Instructions for the task
Your task is to transcribe all of the data below exactly, omitting the images.

Excerpted records

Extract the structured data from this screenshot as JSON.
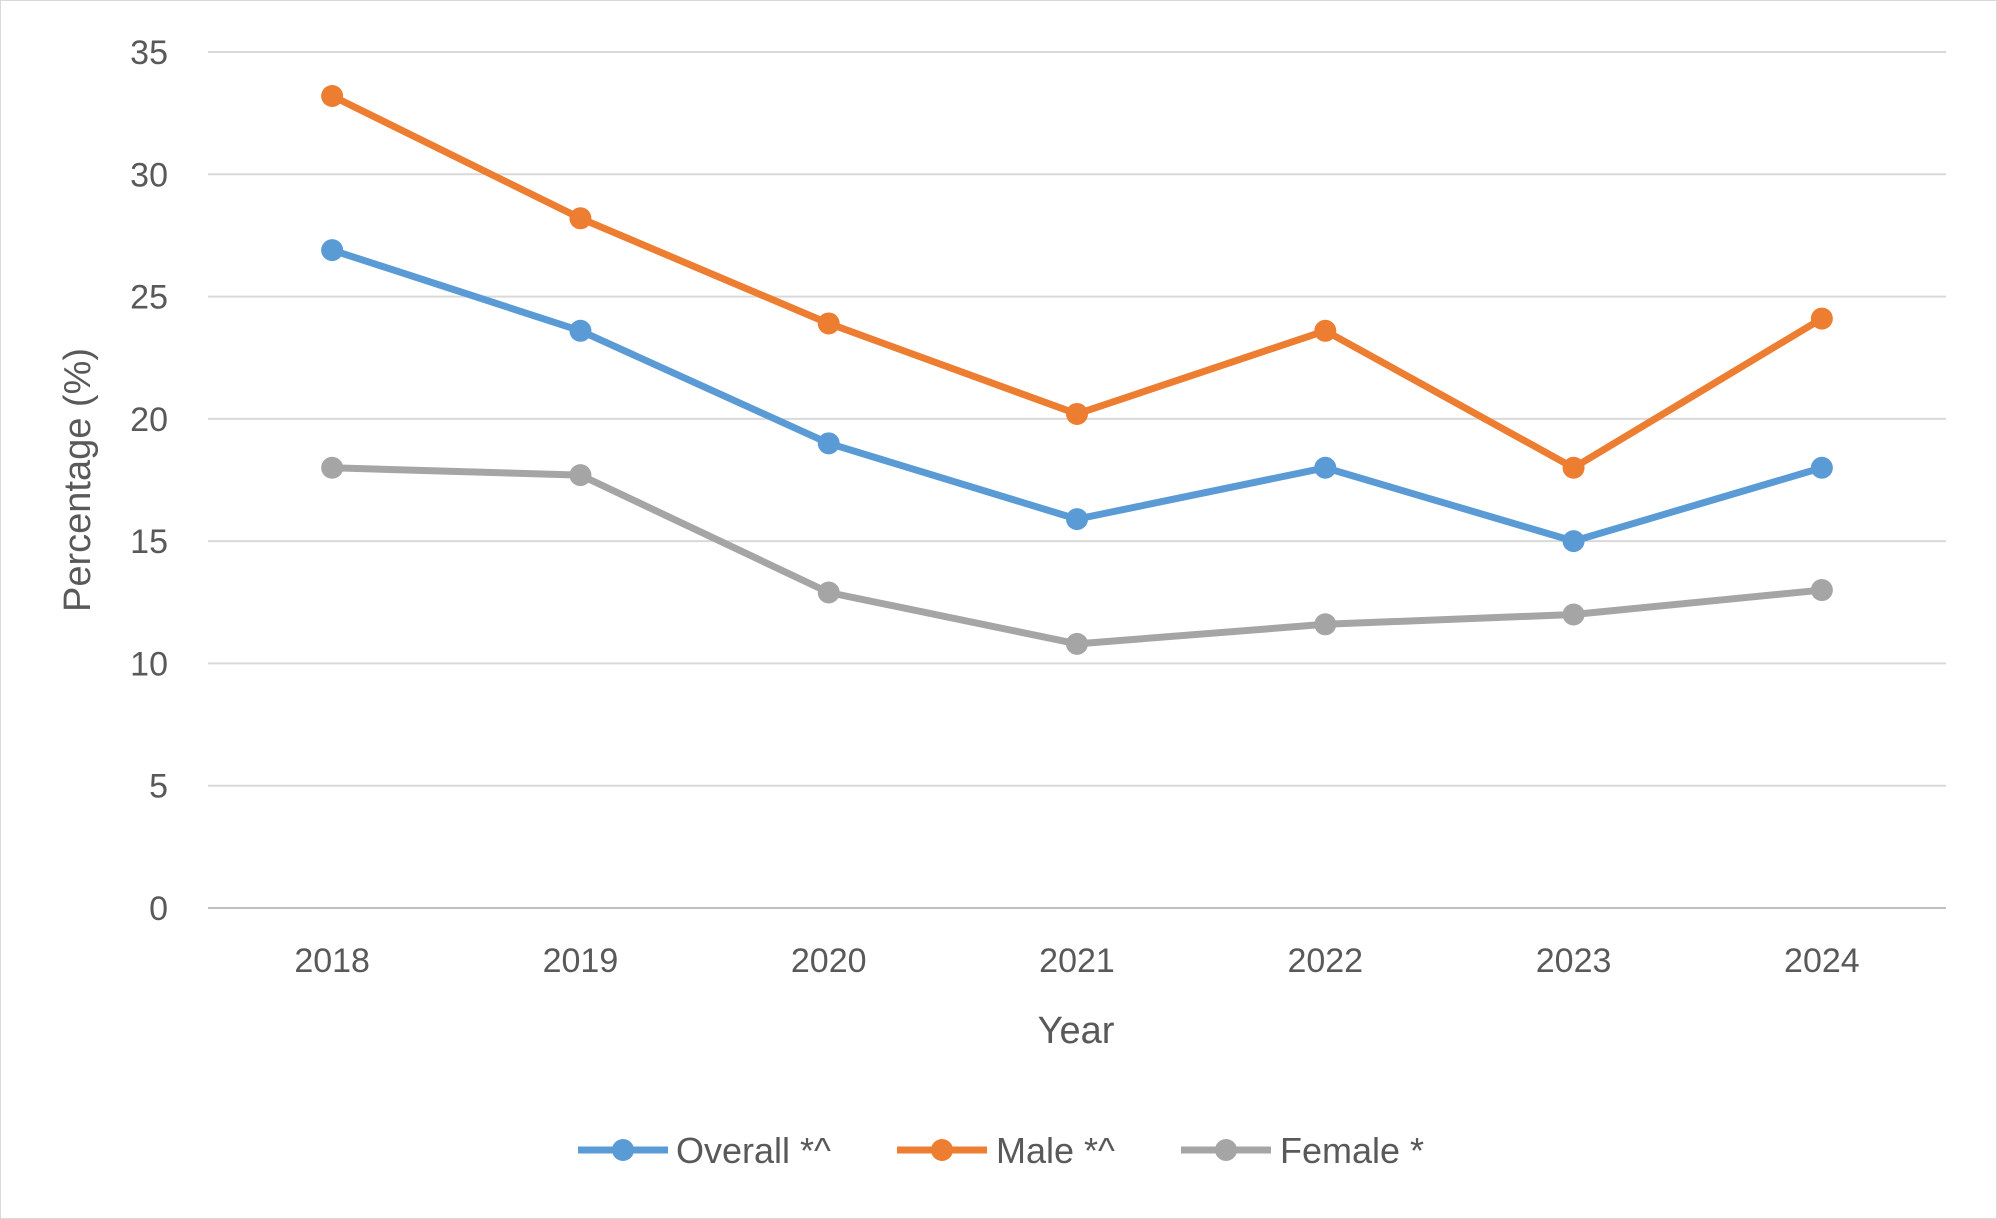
{
  "chart_data": {
    "type": "line",
    "title": "",
    "xlabel": "Year",
    "ylabel": "Percentage (%)",
    "categories": [
      "2018",
      "2019",
      "2020",
      "2021",
      "2022",
      "2023",
      "2024"
    ],
    "ylim": [
      0,
      35
    ],
    "yticks": [
      "0",
      "5",
      "10",
      "15",
      "20",
      "25",
      "30",
      "35"
    ],
    "grid": true,
    "legend_position": "bottom",
    "series": [
      {
        "name": "Overall *^",
        "color": "#5b9bd5",
        "values": [
          26.9,
          23.6,
          19.0,
          15.9,
          18.0,
          15.0,
          18.0
        ]
      },
      {
        "name": "Male *^",
        "color": "#ed7d31",
        "values": [
          33.2,
          28.2,
          23.9,
          20.2,
          23.6,
          18.0,
          24.1
        ]
      },
      {
        "name": "Female *",
        "color": "#a5a5a5",
        "values": [
          18.0,
          17.7,
          12.9,
          10.8,
          11.6,
          12.0,
          13.0
        ]
      }
    ]
  }
}
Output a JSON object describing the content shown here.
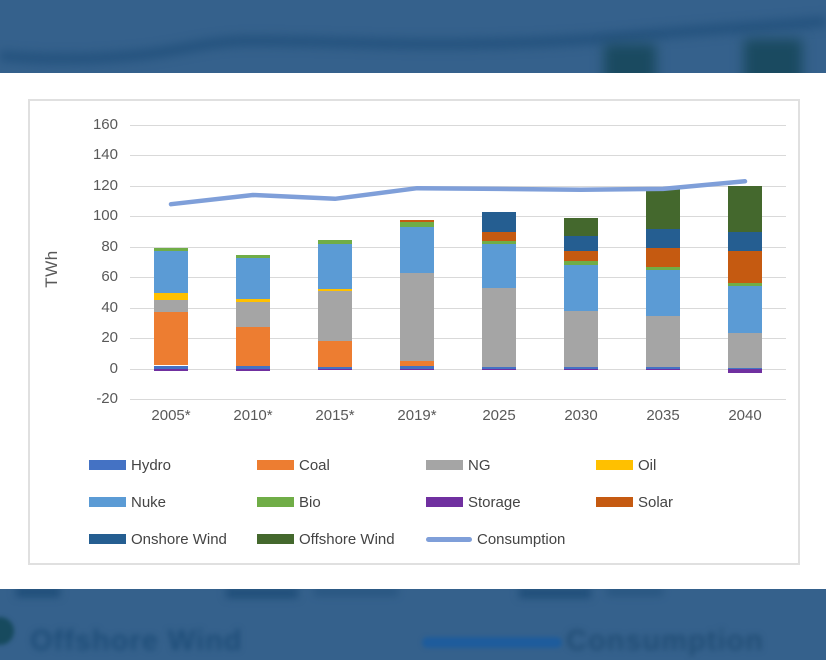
{
  "background": {
    "strip_color": "#35618C",
    "blurred_bar_color": "#1A4A60",
    "blurred_line_color": "#1F4E79",
    "bottom_blurred_text_offshore": "Offshore Wind",
    "bottom_blurred_text_consumption": "Consumption",
    "bottom_blurred_line_color": "#1E5C9C"
  },
  "chart": {
    "y_axis_title": "TWh",
    "axis_text_color": "#595959",
    "gridline_color": "#D9D9D9",
    "panel_border_color": "#E0E0E0"
  },
  "chart_data": {
    "type": "bar",
    "subtype": "stacked-bars-with-line",
    "title": "",
    "xlabel": "",
    "ylabel": "TWh",
    "ylim": [
      -20,
      160
    ],
    "yticks": [
      160,
      140,
      120,
      100,
      80,
      60,
      40,
      20,
      0,
      -20
    ],
    "grid": true,
    "legend_position": "bottom",
    "categories": [
      "2005*",
      "2010*",
      "2015*",
      "2019*",
      "2025",
      "2030",
      "2035",
      "2040"
    ],
    "series": [
      {
        "name": "Hydro",
        "color": "#4472C4",
        "values": [
          2,
          2,
          1,
          2,
          1,
          1,
          1,
          0.5
        ]
      },
      {
        "name": "Coal",
        "color": "#ED7D31",
        "values": [
          35,
          25,
          17,
          3,
          0,
          0,
          0,
          0
        ]
      },
      {
        "name": "NG",
        "color": "#A5A5A5",
        "values": [
          8,
          17,
          33,
          58,
          52,
          37,
          33.5,
          23
        ]
      },
      {
        "name": "Oil",
        "color": "#FFC000",
        "values": [
          4.5,
          1.5,
          1.5,
          0,
          0,
          0,
          0,
          0
        ]
      },
      {
        "name": "Nuke",
        "color": "#5B9BD5",
        "values": [
          28,
          27,
          29,
          30,
          29,
          30,
          30,
          30.5
        ]
      },
      {
        "name": "Bio",
        "color": "#70AD47",
        "values": [
          2,
          2,
          3,
          3.5,
          2,
          2.5,
          2.5,
          2
        ]
      },
      {
        "name": "Storage",
        "color": "#7030A0",
        "values": [
          -1.5,
          -1.5,
          -0.5,
          -0.5,
          -1,
          -1,
          -1,
          -3
        ]
      },
      {
        "name": "Solar",
        "color": "#C55A11",
        "values": [
          0,
          0,
          0,
          1,
          6,
          7,
          12.5,
          21
        ]
      },
      {
        "name": "Onshore Wind",
        "color": "#255E91",
        "values": [
          0,
          0,
          0,
          0,
          13,
          9.5,
          12,
          12.5
        ]
      },
      {
        "name": "Offshore Wind",
        "color": "#44682D",
        "values": [
          0,
          0,
          0,
          0,
          0,
          12,
          28,
          30.5
        ]
      }
    ],
    "line_series": {
      "name": "Consumption",
      "color": "#7F9FD9",
      "values": [
        108,
        114,
        111.5,
        118.5,
        118,
        117.5,
        118,
        123
      ]
    }
  },
  "legend": {
    "rows": [
      [
        {
          "label": "Hydro",
          "color": "#4472C4",
          "type": "box"
        },
        {
          "label": "Coal",
          "color": "#ED7D31",
          "type": "box"
        },
        {
          "label": "NG",
          "color": "#A5A5A5",
          "type": "box"
        },
        {
          "label": "Oil",
          "color": "#FFC000",
          "type": "box"
        }
      ],
      [
        {
          "label": "Nuke",
          "color": "#5B9BD5",
          "type": "box"
        },
        {
          "label": "Bio",
          "color": "#70AD47",
          "type": "box"
        },
        {
          "label": "Storage",
          "color": "#7030A0",
          "type": "box"
        },
        {
          "label": "Solar",
          "color": "#C55A11",
          "type": "box"
        }
      ],
      [
        {
          "label": "Onshore Wind",
          "color": "#255E91",
          "type": "box"
        },
        {
          "label": "Offshore Wind",
          "color": "#44682D",
          "type": "box"
        },
        {
          "label": "Consumption",
          "color": "#7F9FD9",
          "type": "line"
        }
      ]
    ]
  }
}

Answer
Extract the structured data from this screenshot as JSON.
{
  "chart_data": {
    "type": "line",
    "title": "",
    "xlabel": "Year",
    "ylabel": "Percentage (%)",
    "categories": [
      "2018",
      "2019",
      "2020",
      "2021",
      "2022",
      "2023",
      "2024"
    ],
    "ylim": [
      0,
      35
    ],
    "yticks": [
      "0",
      "5",
      "10",
      "15",
      "20",
      "25",
      "30",
      "35"
    ],
    "grid": true,
    "legend_position": "bottom",
    "series": [
      {
        "name": "Overall *^",
        "color": "#5b9bd5",
        "values": [
          26.9,
          23.6,
          19.0,
          15.9,
          18.0,
          15.0,
          18.0
        ]
      },
      {
        "name": "Male *^",
        "color": "#ed7d31",
        "values": [
          33.2,
          28.2,
          23.9,
          20.2,
          23.6,
          18.0,
          24.1
        ]
      },
      {
        "name": "Female *",
        "color": "#a5a5a5",
        "values": [
          18.0,
          17.7,
          12.9,
          10.8,
          11.6,
          12.0,
          13.0
        ]
      }
    ]
  }
}
Output a JSON object describing the content shown here.
{
  "background": {
    "strip_color": "#35618C",
    "blurred_bar_color": "#1A4A60",
    "blurred_line_color": "#1F4E79",
    "bottom_blurred_text_offshore": "Offshore Wind",
    "bottom_blurred_text_consumption": "Consumption",
    "bottom_blurred_line_color": "#1E5C9C"
  },
  "chart": {
    "y_axis_title": "TWh",
    "axis_text_color": "#595959",
    "gridline_color": "#D9D9D9",
    "panel_border_color": "#E0E0E0"
  },
  "chart_data": {
    "type": "bar",
    "subtype": "stacked-bars-with-line",
    "title": "",
    "xlabel": "",
    "ylabel": "TWh",
    "ylim": [
      -20,
      160
    ],
    "yticks": [
      160,
      140,
      120,
      100,
      80,
      60,
      40,
      20,
      0,
      -20
    ],
    "grid": true,
    "legend_position": "bottom",
    "categories": [
      "2005*",
      "2010*",
      "2015*",
      "2019*",
      "2025",
      "2030",
      "2035",
      "2040"
    ],
    "series": [
      {
        "name": "Hydro",
        "color": "#4472C4",
        "values": [
          2,
          2,
          1,
          2,
          1,
          1,
          1,
          0.5
        ]
      },
      {
        "name": "Coal",
        "color": "#ED7D31",
        "values": [
          35,
          25,
          17,
          3,
          0,
          0,
          0,
          0
        ]
      },
      {
        "name": "NG",
        "color": "#A5A5A5",
        "values": [
          8,
          17,
          33,
          58,
          52,
          37,
          33.5,
          23
        ]
      },
      {
        "name": "Oil",
        "color": "#FFC000",
        "values": [
          4.5,
          1.5,
          1.5,
          0,
          0,
          0,
          0,
          0
        ]
      },
      {
        "name": "Nuke",
        "color": "#5B9BD5",
        "values": [
          28,
          27,
          29,
          30,
          29,
          30,
          30,
          30.5
        ]
      },
      {
        "name": "Bio",
        "color": "#70AD47",
        "values": [
          2,
          2,
          3,
          3.5,
          2,
          2.5,
          2.5,
          2
        ]
      },
      {
        "name": "Storage",
        "color": "#7030A0",
        "values": [
          -1.5,
          -1.5,
          -0.5,
          -0.5,
          -1,
          -1,
          -1,
          -3
        ]
      },
      {
        "name": "Solar",
        "color": "#C55A11",
        "values": [
          0,
          0,
          0,
          1,
          6,
          7,
          12.5,
          21
        ]
      },
      {
        "name": "Onshore Wind",
        "color": "#255E91",
        "values": [
          0,
          0,
          0,
          0,
          13,
          9.5,
          12,
          12.5
        ]
      },
      {
        "name": "Offshore Wind",
        "color": "#44682D",
        "values": [
          0,
          0,
          0,
          0,
          0,
          12,
          28,
          30.5
        ]
      }
    ],
    "line_series": {
      "name": "Consumption",
      "color": "#7F9FD9",
      "values": [
        108,
        114,
        111.5,
        118.5,
        118,
        117.5,
        118,
        123
      ]
    }
  },
  "legend": {
    "rows": [
      [
        {
          "label": "Hydro",
          "color": "#4472C4",
          "type": "box"
        },
        {
          "label": "Coal",
          "color": "#ED7D31",
          "type": "box"
        },
        {
          "label": "NG",
          "color": "#A5A5A5",
          "type": "box"
        },
        {
          "label": "Oil",
          "color": "#FFC000",
          "type": "box"
        }
      ],
      [
        {
          "label": "Nuke",
          "color": "#5B9BD5",
          "type": "box"
        },
        {
          "label": "Bio",
          "color": "#70AD47",
          "type": "box"
        },
        {
          "label": "Storage",
          "color": "#7030A0",
          "type": "box"
        },
        {
          "label": "Solar",
          "color": "#C55A11",
          "type": "box"
        }
      ],
      [
        {
          "label": "Onshore Wind",
          "color": "#255E91",
          "type": "box"
        },
        {
          "label": "Offshore Wind",
          "color": "#44682D",
          "type": "box"
        },
        {
          "label": "Consumption",
          "color": "#7F9FD9",
          "type": "line"
        }
      ]
    ]
  }
}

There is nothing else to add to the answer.